── Material shown ──

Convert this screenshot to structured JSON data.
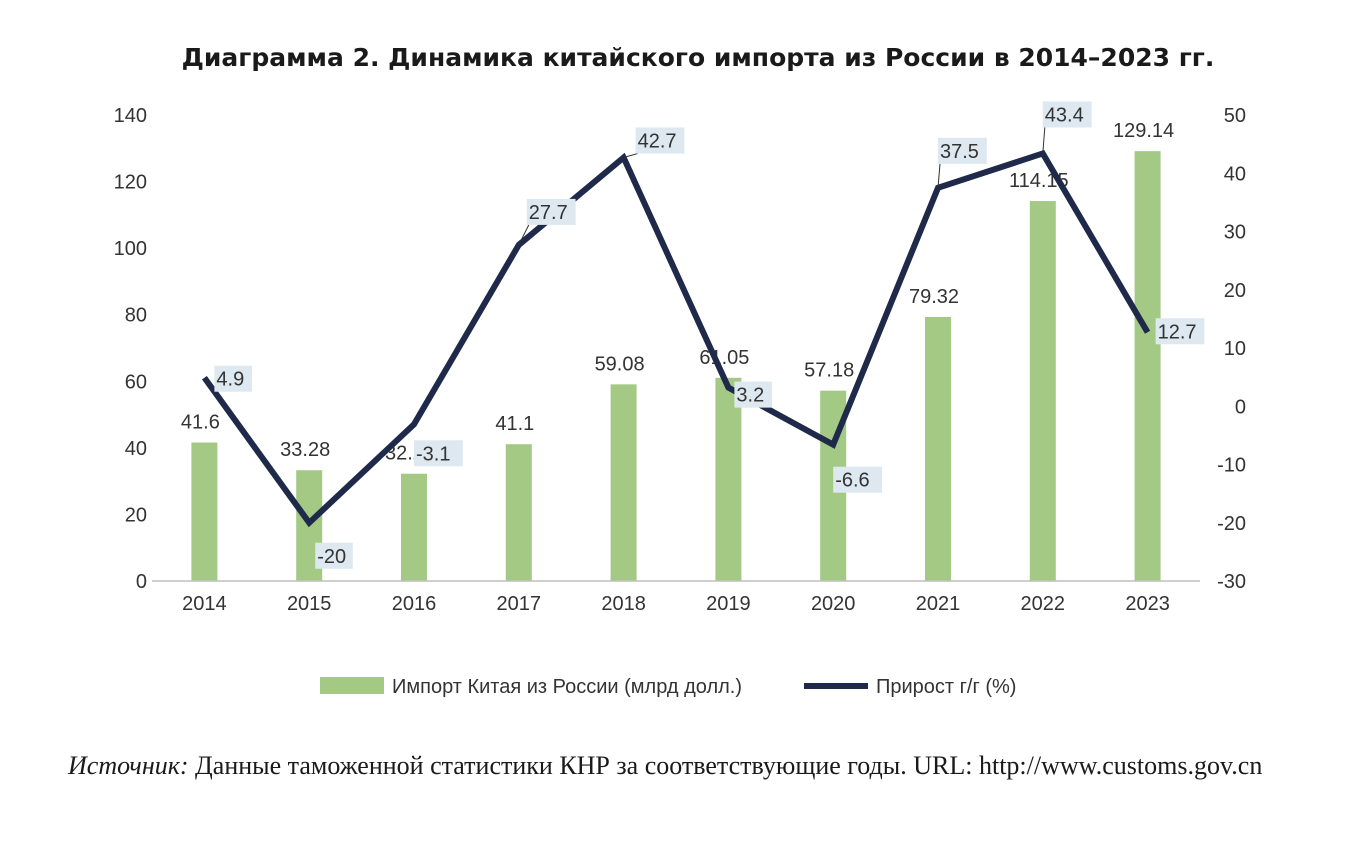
{
  "chart_data": {
    "type": "bar+line",
    "title": "Диаграмма 2. Динамика китайского импорта из России в 2014–2023 гг.",
    "categories": [
      "2014",
      "2015",
      "2016",
      "2017",
      "2018",
      "2019",
      "2020",
      "2021",
      "2022",
      "2023"
    ],
    "series": [
      {
        "name": "Импорт Китая из России (млрд долл.)",
        "type": "bar",
        "axis": "left",
        "color": "#a3c985",
        "values": [
          41.6,
          33.28,
          32.23,
          41.1,
          59.08,
          61.05,
          57.18,
          79.32,
          114.15,
          129.14
        ],
        "labels": [
          "41.6",
          "33.28",
          "32.23",
          "41.1",
          "59.08",
          "61.05",
          "57.18",
          "79.32",
          "114.15",
          "129.14"
        ]
      },
      {
        "name": "Прирост г/г (%)",
        "type": "line",
        "axis": "right",
        "color": "#1f2a4a",
        "values": [
          4.9,
          -20,
          -3.1,
          27.7,
          42.7,
          3.2,
          -6.6,
          37.5,
          43.4,
          12.7
        ],
        "labels": [
          "4.9",
          "-20",
          "-3.1",
          "27.7",
          "42.7",
          "3.2",
          "-6.6",
          "37.5",
          "43.4",
          "12.7"
        ]
      }
    ],
    "y_left": {
      "lim": [
        0,
        140
      ],
      "ticks": [
        "0",
        "20",
        "40",
        "60",
        "80",
        "100",
        "120",
        "140"
      ]
    },
    "y_right": {
      "lim": [
        -30,
        50
      ],
      "ticks": [
        "-30",
        "-20",
        "-10",
        "0",
        "10",
        "20",
        "30",
        "40",
        "50"
      ]
    },
    "grid": false,
    "legend_position": "bottom",
    "line_label_bg": "#dde8f0"
  },
  "source": {
    "label": "Источник:",
    "text": " Данные таможенной статистики КНР за соответствующие годы. URL: http://www.customs.gov.cn"
  }
}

───

Required work
Set down all the entries exactly as they appear, but skip any pictures.

Solution to this problem
Convert this screenshot to structured JSON data.
{
  "chart_data": {
    "type": "bar+line",
    "title": "Диаграмма 2. Динамика китайского импорта из России в 2014–2023 гг.",
    "categories": [
      "2014",
      "2015",
      "2016",
      "2017",
      "2018",
      "2019",
      "2020",
      "2021",
      "2022",
      "2023"
    ],
    "series": [
      {
        "name": "Импорт Китая из России (млрд долл.)",
        "type": "bar",
        "axis": "left",
        "color": "#a3c985",
        "values": [
          41.6,
          33.28,
          32.23,
          41.1,
          59.08,
          61.05,
          57.18,
          79.32,
          114.15,
          129.14
        ],
        "labels": [
          "41.6",
          "33.28",
          "32.23",
          "41.1",
          "59.08",
          "61.05",
          "57.18",
          "79.32",
          "114.15",
          "129.14"
        ]
      },
      {
        "name": "Прирост г/г (%)",
        "type": "line",
        "axis": "right",
        "color": "#1f2a4a",
        "values": [
          4.9,
          -20,
          -3.1,
          27.7,
          42.7,
          3.2,
          -6.6,
          37.5,
          43.4,
          12.7
        ],
        "labels": [
          "4.9",
          "-20",
          "-3.1",
          "27.7",
          "42.7",
          "3.2",
          "-6.6",
          "37.5",
          "43.4",
          "12.7"
        ]
      }
    ],
    "y_left": {
      "lim": [
        0,
        140
      ],
      "ticks": [
        "0",
        "20",
        "40",
        "60",
        "80",
        "100",
        "120",
        "140"
      ]
    },
    "y_right": {
      "lim": [
        -30,
        50
      ],
      "ticks": [
        "-30",
        "-20",
        "-10",
        "0",
        "10",
        "20",
        "30",
        "40",
        "50"
      ]
    },
    "grid": false,
    "legend_position": "bottom",
    "line_label_bg": "#dde8f0"
  },
  "source": {
    "label": "Источник:",
    "text": " Данные таможенной статистики КНР за соответствующие годы. URL: http://www.customs.gov.cn"
  }
}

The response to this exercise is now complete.